**Task instructions**
Output the entries verbatim, including every line.

(Records from a collection)
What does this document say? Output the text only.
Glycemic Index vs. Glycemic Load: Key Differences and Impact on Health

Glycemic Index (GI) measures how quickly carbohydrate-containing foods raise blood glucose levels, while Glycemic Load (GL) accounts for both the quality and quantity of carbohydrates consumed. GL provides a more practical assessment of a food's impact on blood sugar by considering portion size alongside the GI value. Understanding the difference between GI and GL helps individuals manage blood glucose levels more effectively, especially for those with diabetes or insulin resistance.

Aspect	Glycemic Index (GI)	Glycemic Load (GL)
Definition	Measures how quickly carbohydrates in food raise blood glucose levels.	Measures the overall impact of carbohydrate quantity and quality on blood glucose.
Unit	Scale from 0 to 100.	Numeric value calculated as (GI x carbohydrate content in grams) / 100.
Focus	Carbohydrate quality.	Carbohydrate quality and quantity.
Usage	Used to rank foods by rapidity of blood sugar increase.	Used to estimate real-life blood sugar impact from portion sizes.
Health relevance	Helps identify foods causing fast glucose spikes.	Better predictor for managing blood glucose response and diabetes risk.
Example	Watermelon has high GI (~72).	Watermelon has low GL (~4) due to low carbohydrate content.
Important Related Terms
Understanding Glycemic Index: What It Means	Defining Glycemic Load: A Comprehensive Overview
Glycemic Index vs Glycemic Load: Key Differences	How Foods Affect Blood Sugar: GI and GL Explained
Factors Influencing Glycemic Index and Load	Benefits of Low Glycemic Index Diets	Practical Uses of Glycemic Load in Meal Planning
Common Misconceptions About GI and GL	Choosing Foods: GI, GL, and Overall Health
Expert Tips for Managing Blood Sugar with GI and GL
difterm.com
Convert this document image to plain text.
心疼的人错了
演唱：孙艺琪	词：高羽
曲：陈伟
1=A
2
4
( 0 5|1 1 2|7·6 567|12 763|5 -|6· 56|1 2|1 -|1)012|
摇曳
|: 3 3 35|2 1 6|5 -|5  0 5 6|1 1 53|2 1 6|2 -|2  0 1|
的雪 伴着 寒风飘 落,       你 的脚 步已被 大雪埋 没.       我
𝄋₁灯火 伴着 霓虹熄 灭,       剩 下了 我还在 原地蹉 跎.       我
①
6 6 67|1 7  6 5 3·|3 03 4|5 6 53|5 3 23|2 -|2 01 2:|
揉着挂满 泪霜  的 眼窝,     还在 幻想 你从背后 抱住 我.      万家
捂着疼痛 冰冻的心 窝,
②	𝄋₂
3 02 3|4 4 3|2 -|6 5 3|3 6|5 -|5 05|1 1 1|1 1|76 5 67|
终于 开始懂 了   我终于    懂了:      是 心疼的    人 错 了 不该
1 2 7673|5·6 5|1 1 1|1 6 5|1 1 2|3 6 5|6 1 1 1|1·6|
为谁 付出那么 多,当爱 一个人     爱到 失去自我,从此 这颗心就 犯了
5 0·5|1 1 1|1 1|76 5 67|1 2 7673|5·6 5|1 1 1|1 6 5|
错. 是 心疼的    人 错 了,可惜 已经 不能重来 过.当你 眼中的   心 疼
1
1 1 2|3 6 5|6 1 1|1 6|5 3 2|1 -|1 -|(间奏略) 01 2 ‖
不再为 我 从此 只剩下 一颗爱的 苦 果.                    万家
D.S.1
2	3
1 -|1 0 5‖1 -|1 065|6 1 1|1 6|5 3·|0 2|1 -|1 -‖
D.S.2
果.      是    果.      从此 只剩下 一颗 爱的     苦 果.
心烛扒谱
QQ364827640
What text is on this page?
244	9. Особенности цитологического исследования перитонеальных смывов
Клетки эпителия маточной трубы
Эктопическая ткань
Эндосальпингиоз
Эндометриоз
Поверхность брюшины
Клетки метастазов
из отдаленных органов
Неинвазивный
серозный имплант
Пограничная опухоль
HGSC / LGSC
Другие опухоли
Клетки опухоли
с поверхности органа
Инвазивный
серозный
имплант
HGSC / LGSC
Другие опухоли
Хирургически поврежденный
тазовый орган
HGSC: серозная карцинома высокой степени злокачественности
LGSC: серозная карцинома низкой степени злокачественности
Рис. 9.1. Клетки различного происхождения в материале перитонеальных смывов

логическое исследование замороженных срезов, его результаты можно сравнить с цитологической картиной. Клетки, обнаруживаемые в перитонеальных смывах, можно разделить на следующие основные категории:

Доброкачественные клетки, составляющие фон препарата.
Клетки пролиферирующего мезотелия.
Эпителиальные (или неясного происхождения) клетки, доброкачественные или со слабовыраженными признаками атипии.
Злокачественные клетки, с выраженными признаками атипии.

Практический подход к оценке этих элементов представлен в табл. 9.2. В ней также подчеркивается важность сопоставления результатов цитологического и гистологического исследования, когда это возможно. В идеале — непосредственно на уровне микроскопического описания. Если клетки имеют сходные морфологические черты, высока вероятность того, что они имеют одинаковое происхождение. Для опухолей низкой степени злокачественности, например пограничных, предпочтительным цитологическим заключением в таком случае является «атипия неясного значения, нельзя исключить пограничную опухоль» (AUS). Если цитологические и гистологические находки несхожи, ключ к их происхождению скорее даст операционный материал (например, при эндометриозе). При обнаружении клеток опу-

**Solution for this exercise**
What does this document say? Output the text only.
Glycemic Index vs. Glycemic Load: Key Differences and Impact on Health

Glycemic Index (GI) measures how quickly carbohydrate-containing foods raise blood glucose levels, while Glycemic Load (GL) accounts for both the quality and quantity of carbohydrates consumed. GL provides a more practical assessment of a food's impact on blood sugar by considering portion size alongside the GI value. Understanding the difference between GI and GL helps individuals manage blood glucose levels more effectively, especially for those with diabetes or insulin resistance.

Aspect	Glycemic Index (GI)	Glycemic Load (GL)
Definition	Measures how quickly carbohydrates in food raise blood glucose levels.	Measures the overall impact of carbohydrate quantity and quality on blood glucose.
Unit	Scale from 0 to 100.	Numeric value calculated as (GI x carbohydrate content in grams) / 100.
Focus	Carbohydrate quality.	Carbohydrate quality and quantity.
Usage	Used to rank foods by rapidity of blood sugar increase.	Used to estimate real-life blood sugar impact from portion sizes.
Health relevance	Helps identify foods causing fast glucose spikes.	Better predictor for managing blood glucose response and diabetes risk.
Example	Watermelon has high GI (~72).	Watermelon has low GL (~4) due to low carbohydrate content.
Important Related Terms
Understanding Glycemic Index: What It Means	Defining Glycemic Load: A Comprehensive Overview
Glycemic Index vs Glycemic Load: Key Differences	How Foods Affect Blood Sugar: GI and GL Explained
Factors Influencing Glycemic Index and Load	Benefits of Low Glycemic Index Diets	Practical Uses of Glycemic Load in Meal Planning
Common Misconceptions About GI and GL	Choosing Foods: GI, GL, and Overall Health
Expert Tips for Managing Blood Sugar with GI and GL
difterm.com
Convert this document image to plain text.
心疼的人错了
演唱：孙艺琪	词：高羽
曲：陈伟
1=A
2
4
( 0 5|1 1 2|7·6 567|12 763|5 -|6· 56|1 2|1 -|1)012|
摇曳
|: 3 3 35|2 1 6|5 -|5  0 5 6|1 1 53|2 1 6|2 -|2  0 1|
的雪 伴着 寒风飘 落,       你 的脚 步已被 大雪埋 没.       我
𝄋₁灯火 伴着 霓虹熄 灭,       剩 下了 我还在 原地蹉 跎.       我
①
6 6 67|1 7  6 5 3·|3 03 4|5 6 53|5 3 23|2 -|2 01 2:|
揉着挂满 泪霜  的 眼窝,     还在 幻想 你从背后 抱住 我.      万家
捂着疼痛 冰冻的心 窝,
②	𝄋₂
3 02 3|4 4 3|2 -|6 5 3|3 6|5 -|5 05|1 1 1|1 1|76 5 67|
终于 开始懂 了   我终于    懂了:      是 心疼的    人 错 了 不该
1 2 7673|5·6 5|1 1 1|1 6 5|1 1 2|3 6 5|6 1 1 1|1·6|
为谁 付出那么 多,当爱 一个人     爱到 失去自我,从此 这颗心就 犯了
5 0·5|1 1 1|1 1|76 5 67|1 2 7673|5·6 5|1 1 1|1 6 5|
错. 是 心疼的    人 错 了,可惜 已经 不能重来 过.当你 眼中的   心 疼
1
1 1 2|3 6 5|6 1 1|1 6|5 3 2|1 -|1 -|(间奏略) 01 2 ‖
不再为 我 从此 只剩下 一颗爱的 苦 果.                    万家
D.S.1
2	3
1 -|1 0 5‖1 -|1 065|6 1 1|1 6|5 3·|0 2|1 -|1 -‖
D.S.2
果.      是    果.      从此 只剩下 一颗 爱的     苦 果.
心烛扒谱
QQ364827640
What text is on this page?
244	9. Особенности цитологического исследования перитонеальных смывов
Клетки эпителия маточной трубы
Эктопическая ткань
Эндосальпингиоз
Эндометриоз
Поверхность брюшины
Клетки метастазов
из отдаленных органов
Неинвазивный
серозный имплант
Пограничная опухоль
HGSC / LGSC
Другие опухоли
Клетки опухоли
с поверхности органа
Инвазивный
серозный
имплант
HGSC / LGSC
Другие опухоли
Хирургически поврежденный
тазовый орган
HGSC: серозная карцинома высокой степени злокачественности
LGSC: серозная карцинома низкой степени злокачественности
Рис. 9.1. Клетки различного происхождения в материале перитонеальных смывов

логическое исследование замороженных срезов, его результаты можно сравнить с цитологической картиной. Клетки, обнаруживаемые в перитонеальных смывах, можно разделить на следующие основные категории:

Доброкачественные клетки, составляющие фон препарата.
Клетки пролиферирующего мезотелия.
Эпителиальные (или неясного происхождения) клетки, доброкачественные или со слабовыраженными признаками атипии.
Злокачественные клетки, с выраженными признаками атипии.

Практический подход к оценке этих элементов представлен в табл. 9.2. В ней также подчеркивается важность сопоставления результатов цитологического и гистологического исследования, когда это возможно. В идеале — непосредственно на уровне микроскопического описания. Если клетки имеют сходные морфологические черты, высока вероятность того, что они имеют одинаковое происхождение. Для опухолей низкой степени злокачественности, например пограничных, предпочтительным цитологическим заключением в таком случае является «атипия неясного значения, нельзя исключить пограничную опухоль» (AUS). Если цитологические и гистологические находки несхожи, ключ к их происхождению скорее даст операционный материал (например, при эндометриозе). При обнаружении клеток опу-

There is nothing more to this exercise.